_Instructions for the task_. Return, word for word, every line that follows.

_Supplied records_.
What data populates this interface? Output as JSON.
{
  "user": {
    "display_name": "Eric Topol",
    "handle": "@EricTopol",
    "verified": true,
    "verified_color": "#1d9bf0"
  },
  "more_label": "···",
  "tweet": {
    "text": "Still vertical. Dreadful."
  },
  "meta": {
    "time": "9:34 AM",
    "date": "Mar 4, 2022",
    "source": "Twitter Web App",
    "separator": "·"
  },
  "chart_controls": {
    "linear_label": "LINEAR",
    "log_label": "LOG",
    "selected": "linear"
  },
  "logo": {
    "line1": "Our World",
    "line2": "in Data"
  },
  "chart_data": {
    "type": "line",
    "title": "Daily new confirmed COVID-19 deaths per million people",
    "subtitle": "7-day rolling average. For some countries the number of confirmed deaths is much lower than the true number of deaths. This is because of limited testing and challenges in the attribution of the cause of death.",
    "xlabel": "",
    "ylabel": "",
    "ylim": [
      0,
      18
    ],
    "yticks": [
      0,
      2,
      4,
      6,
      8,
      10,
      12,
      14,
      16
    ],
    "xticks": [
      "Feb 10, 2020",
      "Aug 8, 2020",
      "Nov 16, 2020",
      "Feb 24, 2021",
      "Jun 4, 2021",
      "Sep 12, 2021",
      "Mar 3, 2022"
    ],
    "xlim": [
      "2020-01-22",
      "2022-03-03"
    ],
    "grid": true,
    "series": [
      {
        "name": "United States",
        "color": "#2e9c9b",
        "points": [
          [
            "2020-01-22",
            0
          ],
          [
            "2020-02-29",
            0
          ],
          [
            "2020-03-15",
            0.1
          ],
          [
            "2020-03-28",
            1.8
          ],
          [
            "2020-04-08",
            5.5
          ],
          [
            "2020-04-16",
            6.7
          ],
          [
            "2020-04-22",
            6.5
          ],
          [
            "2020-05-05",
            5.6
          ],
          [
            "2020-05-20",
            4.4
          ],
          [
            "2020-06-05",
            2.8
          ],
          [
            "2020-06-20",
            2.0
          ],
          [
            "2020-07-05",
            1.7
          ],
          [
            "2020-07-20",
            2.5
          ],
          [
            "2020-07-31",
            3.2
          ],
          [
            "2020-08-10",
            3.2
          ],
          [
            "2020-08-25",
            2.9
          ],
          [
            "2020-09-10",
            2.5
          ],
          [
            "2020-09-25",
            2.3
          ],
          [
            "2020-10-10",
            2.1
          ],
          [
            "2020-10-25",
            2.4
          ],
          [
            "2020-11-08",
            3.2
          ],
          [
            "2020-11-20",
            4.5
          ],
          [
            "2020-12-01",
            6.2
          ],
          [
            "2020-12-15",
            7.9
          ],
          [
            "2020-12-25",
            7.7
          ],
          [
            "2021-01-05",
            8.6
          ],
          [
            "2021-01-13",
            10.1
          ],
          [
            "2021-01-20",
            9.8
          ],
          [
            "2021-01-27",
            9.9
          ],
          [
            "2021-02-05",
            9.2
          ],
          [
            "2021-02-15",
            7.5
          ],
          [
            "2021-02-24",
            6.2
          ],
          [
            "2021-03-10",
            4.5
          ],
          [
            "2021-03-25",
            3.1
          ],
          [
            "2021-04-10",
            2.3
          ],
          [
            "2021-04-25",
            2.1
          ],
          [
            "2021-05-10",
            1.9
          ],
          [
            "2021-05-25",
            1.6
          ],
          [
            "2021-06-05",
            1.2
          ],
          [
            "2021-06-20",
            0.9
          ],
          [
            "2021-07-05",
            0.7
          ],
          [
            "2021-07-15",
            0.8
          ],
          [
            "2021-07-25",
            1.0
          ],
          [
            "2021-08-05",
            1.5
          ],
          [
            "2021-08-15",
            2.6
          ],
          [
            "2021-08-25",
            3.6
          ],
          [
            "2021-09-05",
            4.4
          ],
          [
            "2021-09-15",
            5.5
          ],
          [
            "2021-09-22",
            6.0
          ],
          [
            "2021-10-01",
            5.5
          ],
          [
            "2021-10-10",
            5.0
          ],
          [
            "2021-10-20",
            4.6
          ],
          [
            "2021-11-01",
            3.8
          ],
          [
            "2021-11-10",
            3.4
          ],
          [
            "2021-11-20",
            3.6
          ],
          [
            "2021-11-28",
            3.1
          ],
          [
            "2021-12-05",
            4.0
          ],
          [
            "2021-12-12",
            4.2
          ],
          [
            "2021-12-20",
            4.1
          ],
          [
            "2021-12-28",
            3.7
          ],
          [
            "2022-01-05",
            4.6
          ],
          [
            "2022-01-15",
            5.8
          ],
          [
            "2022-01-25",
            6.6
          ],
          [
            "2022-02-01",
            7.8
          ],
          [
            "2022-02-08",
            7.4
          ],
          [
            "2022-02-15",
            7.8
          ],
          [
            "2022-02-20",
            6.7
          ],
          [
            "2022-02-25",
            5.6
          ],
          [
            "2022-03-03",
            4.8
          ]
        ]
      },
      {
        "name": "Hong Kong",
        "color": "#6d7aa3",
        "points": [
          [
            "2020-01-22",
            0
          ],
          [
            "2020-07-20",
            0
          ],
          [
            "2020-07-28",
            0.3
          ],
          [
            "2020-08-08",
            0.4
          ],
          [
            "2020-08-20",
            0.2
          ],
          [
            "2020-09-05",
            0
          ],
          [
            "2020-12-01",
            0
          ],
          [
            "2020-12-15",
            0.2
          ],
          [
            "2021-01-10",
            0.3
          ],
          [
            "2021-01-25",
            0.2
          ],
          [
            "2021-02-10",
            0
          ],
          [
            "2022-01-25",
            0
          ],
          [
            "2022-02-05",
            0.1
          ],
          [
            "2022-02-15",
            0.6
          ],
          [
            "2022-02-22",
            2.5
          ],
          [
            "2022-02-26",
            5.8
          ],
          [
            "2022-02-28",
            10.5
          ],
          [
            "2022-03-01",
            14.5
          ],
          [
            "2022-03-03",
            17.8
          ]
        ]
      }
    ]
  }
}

_Answer to the task_.
What data populates this interface? Output as JSON.
{
  "user": {
    "display_name": "Eric Topol",
    "handle": "@EricTopol",
    "verified": true,
    "verified_color": "#1d9bf0"
  },
  "more_label": "···",
  "tweet": {
    "text": "Still vertical. Dreadful."
  },
  "meta": {
    "time": "9:34 AM",
    "date": "Mar 4, 2022",
    "source": "Twitter Web App",
    "separator": "·"
  },
  "chart_controls": {
    "linear_label": "LINEAR",
    "log_label": "LOG",
    "selected": "linear"
  },
  "logo": {
    "line1": "Our World",
    "line2": "in Data"
  },
  "chart_data": {
    "type": "line",
    "title": "Daily new confirmed COVID-19 deaths per million people",
    "subtitle": "7-day rolling average. For some countries the number of confirmed deaths is much lower than the true number of deaths. This is because of limited testing and challenges in the attribution of the cause of death.",
    "xlabel": "",
    "ylabel": "",
    "ylim": [
      0,
      18
    ],
    "yticks": [
      0,
      2,
      4,
      6,
      8,
      10,
      12,
      14,
      16
    ],
    "xticks": [
      "Feb 10, 2020",
      "Aug 8, 2020",
      "Nov 16, 2020",
      "Feb 24, 2021",
      "Jun 4, 2021",
      "Sep 12, 2021",
      "Mar 3, 2022"
    ],
    "xlim": [
      "2020-01-22",
      "2022-03-03"
    ],
    "grid": true,
    "series": [
      {
        "name": "United States",
        "color": "#2e9c9b",
        "points": [
          [
            "2020-01-22",
            0
          ],
          [
            "2020-02-29",
            0
          ],
          [
            "2020-03-15",
            0.1
          ],
          [
            "2020-03-28",
            1.8
          ],
          [
            "2020-04-08",
            5.5
          ],
          [
            "2020-04-16",
            6.7
          ],
          [
            "2020-04-22",
            6.5
          ],
          [
            "2020-05-05",
            5.6
          ],
          [
            "2020-05-20",
            4.4
          ],
          [
            "2020-06-05",
            2.8
          ],
          [
            "2020-06-20",
            2.0
          ],
          [
            "2020-07-05",
            1.7
          ],
          [
            "2020-07-20",
            2.5
          ],
          [
            "2020-07-31",
            3.2
          ],
          [
            "2020-08-10",
            3.2
          ],
          [
            "2020-08-25",
            2.9
          ],
          [
            "2020-09-10",
            2.5
          ],
          [
            "2020-09-25",
            2.3
          ],
          [
            "2020-10-10",
            2.1
          ],
          [
            "2020-10-25",
            2.4
          ],
          [
            "2020-11-08",
            3.2
          ],
          [
            "2020-11-20",
            4.5
          ],
          [
            "2020-12-01",
            6.2
          ],
          [
            "2020-12-15",
            7.9
          ],
          [
            "2020-12-25",
            7.7
          ],
          [
            "2021-01-05",
            8.6
          ],
          [
            "2021-01-13",
            10.1
          ],
          [
            "2021-01-20",
            9.8
          ],
          [
            "2021-01-27",
            9.9
          ],
          [
            "2021-02-05",
            9.2
          ],
          [
            "2021-02-15",
            7.5
          ],
          [
            "2021-02-24",
            6.2
          ],
          [
            "2021-03-10",
            4.5
          ],
          [
            "2021-03-25",
            3.1
          ],
          [
            "2021-04-10",
            2.3
          ],
          [
            "2021-04-25",
            2.1
          ],
          [
            "2021-05-10",
            1.9
          ],
          [
            "2021-05-25",
            1.6
          ],
          [
            "2021-06-05",
            1.2
          ],
          [
            "2021-06-20",
            0.9
          ],
          [
            "2021-07-05",
            0.7
          ],
          [
            "2021-07-15",
            0.8
          ],
          [
            "2021-07-25",
            1.0
          ],
          [
            "2021-08-05",
            1.5
          ],
          [
            "2021-08-15",
            2.6
          ],
          [
            "2021-08-25",
            3.6
          ],
          [
            "2021-09-05",
            4.4
          ],
          [
            "2021-09-15",
            5.5
          ],
          [
            "2021-09-22",
            6.0
          ],
          [
            "2021-10-01",
            5.5
          ],
          [
            "2021-10-10",
            5.0
          ],
          [
            "2021-10-20",
            4.6
          ],
          [
            "2021-11-01",
            3.8
          ],
          [
            "2021-11-10",
            3.4
          ],
          [
            "2021-11-20",
            3.6
          ],
          [
            "2021-11-28",
            3.1
          ],
          [
            "2021-12-05",
            4.0
          ],
          [
            "2021-12-12",
            4.2
          ],
          [
            "2021-12-20",
            4.1
          ],
          [
            "2021-12-28",
            3.7
          ],
          [
            "2022-01-05",
            4.6
          ],
          [
            "2022-01-15",
            5.8
          ],
          [
            "2022-01-25",
            6.6
          ],
          [
            "2022-02-01",
            7.8
          ],
          [
            "2022-02-08",
            7.4
          ],
          [
            "2022-02-15",
            7.8
          ],
          [
            "2022-02-20",
            6.7
          ],
          [
            "2022-02-25",
            5.6
          ],
          [
            "2022-03-03",
            4.8
          ]
        ]
      },
      {
        "name": "Hong Kong",
        "color": "#6d7aa3",
        "points": [
          [
            "2020-01-22",
            0
          ],
          [
            "2020-07-20",
            0
          ],
          [
            "2020-07-28",
            0.3
          ],
          [
            "2020-08-08",
            0.4
          ],
          [
            "2020-08-20",
            0.2
          ],
          [
            "2020-09-05",
            0
          ],
          [
            "2020-12-01",
            0
          ],
          [
            "2020-12-15",
            0.2
          ],
          [
            "2021-01-10",
            0.3
          ],
          [
            "2021-01-25",
            0.2
          ],
          [
            "2021-02-10",
            0
          ],
          [
            "2022-01-25",
            0
          ],
          [
            "2022-02-05",
            0.1
          ],
          [
            "2022-02-15",
            0.6
          ],
          [
            "2022-02-22",
            2.5
          ],
          [
            "2022-02-26",
            5.8
          ],
          [
            "2022-02-28",
            10.5
          ],
          [
            "2022-03-01",
            14.5
          ],
          [
            "2022-03-03",
            17.8
          ]
        ]
      }
    ]
  }
}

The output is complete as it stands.